EXERCISE GOAL:
Set each entry down verbatim, omitting images.

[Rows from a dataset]
──────

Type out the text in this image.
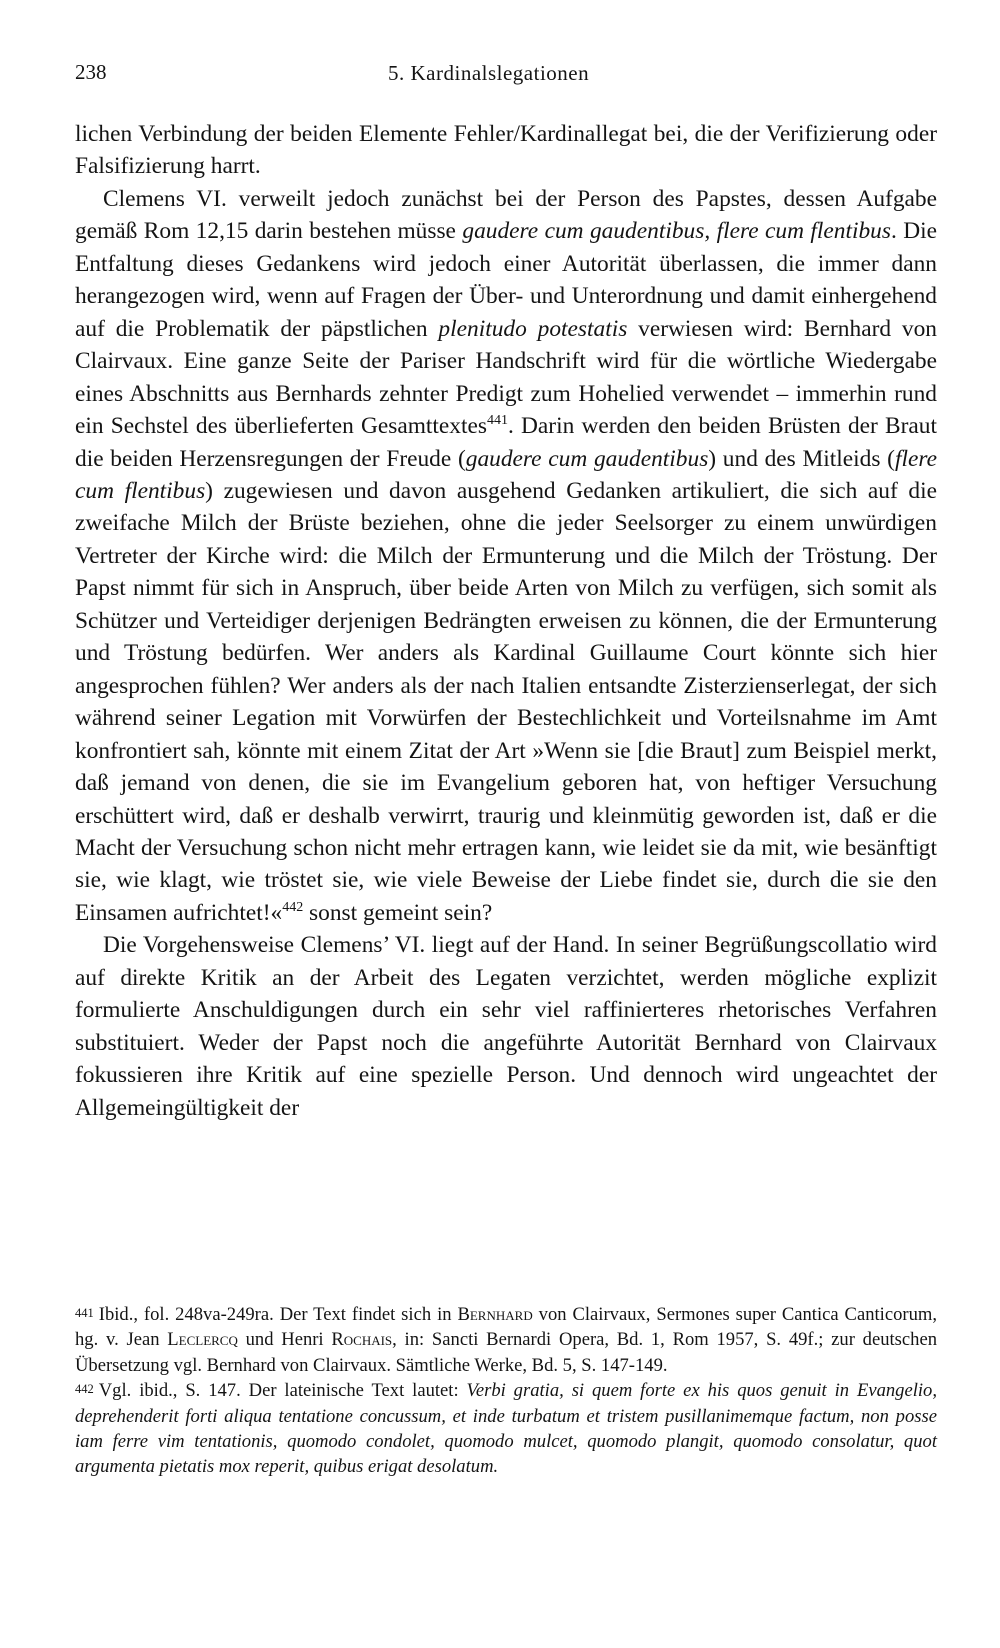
238	5. Kardinalslegationen

lichen Verbindung der beiden Elemente Fehler/Kardinallegat bei, die der Verifizierung oder Falsifizierung harrt.

Clemens VI. verweilt jedoch zunächst bei der Person des Papstes, dessen Aufgabe gemäß Rom 12,15 darin bestehen müsse gaudere cum gaudentibus, flere cum flentibus. Die Entfaltung dieses Gedankens wird jedoch einer Autorität überlassen, die immer dann herangezogen wird, wenn auf Fragen der Über- und Unterordnung und damit einhergehend auf die Problematik der päpstlichen plenitudo potestatis verwiesen wird: Bernhard von Clairvaux. Eine ganze Seite der Pariser Handschrift wird für die wörtliche Wiedergabe eines Abschnitts aus Bernhards zehnter Predigt zum Hohelied verwendet – immerhin rund ein Sechstel des überlieferten Gesamttextes$^{441}$. Darin werden den beiden Brüsten der Braut die beiden Herzensregungen der Freude (gaudere cum gaudentibus) und des Mitleids (flere cum flentibus) zugewiesen und davon ausgehend Gedanken artikuliert, die sich auf die zweifache Milch der Brüste beziehen, ohne die jeder Seelsorger zu einem unwürdigen Vertreter der Kirche wird: die Milch der Ermunterung und die Milch der Tröstung. Der Papst nimmt für sich in Anspruch, über beide Arten von Milch zu verfügen, sich somit als Schützer und Verteidiger derjenigen Bedrängten erweisen zu können, die der Ermunterung und Tröstung bedürfen. Wer anders als Kardinal Guillaume Court könnte sich hier angesprochen fühlen? Wer anders als der nach Italien entsandte Zisterzienserlegat, der sich während seiner Legation mit Vorwürfen der Bestechlichkeit und Vorteilsnahme im Amt konfrontiert sah, könnte mit einem Zitat der Art »Wenn sie [die Braut] zum Beispiel merkt, daß jemand von denen, die sie im Evangelium geboren hat, von heftiger Versuchung erschüttert wird, daß er deshalb verwirrt, traurig und kleinmütig geworden ist, daß er die Macht der Versuchung schon nicht mehr ertragen kann, wie leidet sie da mit, wie besänftigt sie, wie klagt, wie tröstet sie, wie viele Beweise der Liebe findet sie, durch die sie den Einsamen aufrichtet!«$^{442}$ sonst gemeint sein?

Die Vorgehensweise Clemens’ VI. liegt auf der Hand. In seiner Begrüßungscollatio wird auf direkte Kritik an der Arbeit des Legaten verzichtet, werden mögliche explizit formulierte Anschuldigungen durch ein sehr viel raffinierteres rhetorisches Verfahren substituiert. Weder der Papst noch die angeführte Autorität Bernhard von Clairvaux fokussieren ihre Kritik auf eine spezielle Person. Und dennoch wird ungeachtet der Allgemeingültigkeit der

$^{441}$ Ibid., fol. 248va-249ra. Der Text findet sich in Bernhard von Clairvaux, Sermones super Cantica Canticorum, hg. v. Jean Leclercq und Henri Rochais, in: Sancti Bernardi Opera, Bd. 1, Rom 1957, S. 49f.; zur deutschen Übersetzung vgl. Bernhard von Clairvaux. Sämtliche Werke, Bd. 5, S. 147-149.

$^{442}$ Vgl. ibid., S. 147. Der lateinische Text lautet: Verbi gratia, si quem forte ex his quos genuit in Evangelio, deprehenderit forti aliqua tentatione concussum, et inde turbatum et tristem pusillanimemque factum, non posse iam ferre vim tentationis, quomodo condolet, quomodo mulcet, quomodo plangit, quomodo consolatur, quot argumenta pietatis mox reperit, quibus erigat desolatum.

──────

RIGHT ANSWER:
Type out the text in this image.
238	5. Kardinalslegationen

lichen Verbindung der beiden Elemente Fehler/Kardinallegat bei, die der Verifizierung oder Falsifizierung harrt.

Clemens VI. verweilt jedoch zunächst bei der Person des Papstes, dessen Aufgabe gemäß Rom 12,15 darin bestehen müsse gaudere cum gaudentibus, flere cum flentibus. Die Entfaltung dieses Gedankens wird jedoch einer Autorität überlassen, die immer dann herangezogen wird, wenn auf Fragen der Über- und Unterordnung und damit einhergehend auf die Problematik der päpstlichen plenitudo potestatis verwiesen wird: Bernhard von Clairvaux. Eine ganze Seite der Pariser Handschrift wird für die wörtliche Wiedergabe eines Abschnitts aus Bernhards zehnter Predigt zum Hohelied verwendet – immerhin rund ein Sechstel des überlieferten Gesamttextes$^{441}$. Darin werden den beiden Brüsten der Braut die beiden Herzensregungen der Freude (gaudere cum gaudentibus) und des Mitleids (flere cum flentibus) zugewiesen und davon ausgehend Gedanken artikuliert, die sich auf die zweifache Milch der Brüste beziehen, ohne die jeder Seelsorger zu einem unwürdigen Vertreter der Kirche wird: die Milch der Ermunterung und die Milch der Tröstung. Der Papst nimmt für sich in Anspruch, über beide Arten von Milch zu verfügen, sich somit als Schützer und Verteidiger derjenigen Bedrängten erweisen zu können, die der Ermunterung und Tröstung bedürfen. Wer anders als Kardinal Guillaume Court könnte sich hier angesprochen fühlen? Wer anders als der nach Italien entsandte Zisterzienserlegat, der sich während seiner Legation mit Vorwürfen der Bestechlichkeit und Vorteilsnahme im Amt konfrontiert sah, könnte mit einem Zitat der Art »Wenn sie [die Braut] zum Beispiel merkt, daß jemand von denen, die sie im Evangelium geboren hat, von heftiger Versuchung erschüttert wird, daß er deshalb verwirrt, traurig und kleinmütig geworden ist, daß er die Macht der Versuchung schon nicht mehr ertragen kann, wie leidet sie da mit, wie besänftigt sie, wie klagt, wie tröstet sie, wie viele Beweise der Liebe findet sie, durch die sie den Einsamen aufrichtet!«$^{442}$ sonst gemeint sein?

Die Vorgehensweise Clemens’ VI. liegt auf der Hand. In seiner Begrüßungscollatio wird auf direkte Kritik an der Arbeit des Legaten verzichtet, werden mögliche explizit formulierte Anschuldigungen durch ein sehr viel raffinierteres rhetorisches Verfahren substituiert. Weder der Papst noch die angeführte Autorität Bernhard von Clairvaux fokussieren ihre Kritik auf eine spezielle Person. Und dennoch wird ungeachtet der Allgemeingültigkeit der

$^{441}$ Ibid., fol. 248va-249ra. Der Text findet sich in Bernhard von Clairvaux, Sermones super Cantica Canticorum, hg. v. Jean Leclercq und Henri Rochais, in: Sancti Bernardi Opera, Bd. 1, Rom 1957, S. 49f.; zur deutschen Übersetzung vgl. Bernhard von Clairvaux. Sämtliche Werke, Bd. 5, S. 147-149.

$^{442}$ Vgl. ibid., S. 147. Der lateinische Text lautet: Verbi gratia, si quem forte ex his quos genuit in Evangelio, deprehenderit forti aliqua tentatione concussum, et inde turbatum et tristem pusillanimemque factum, non posse iam ferre vim tentationis, quomodo condolet, quomodo mulcet, quomodo plangit, quomodo consolatur, quot argumenta pietatis mox reperit, quibus erigat desolatum.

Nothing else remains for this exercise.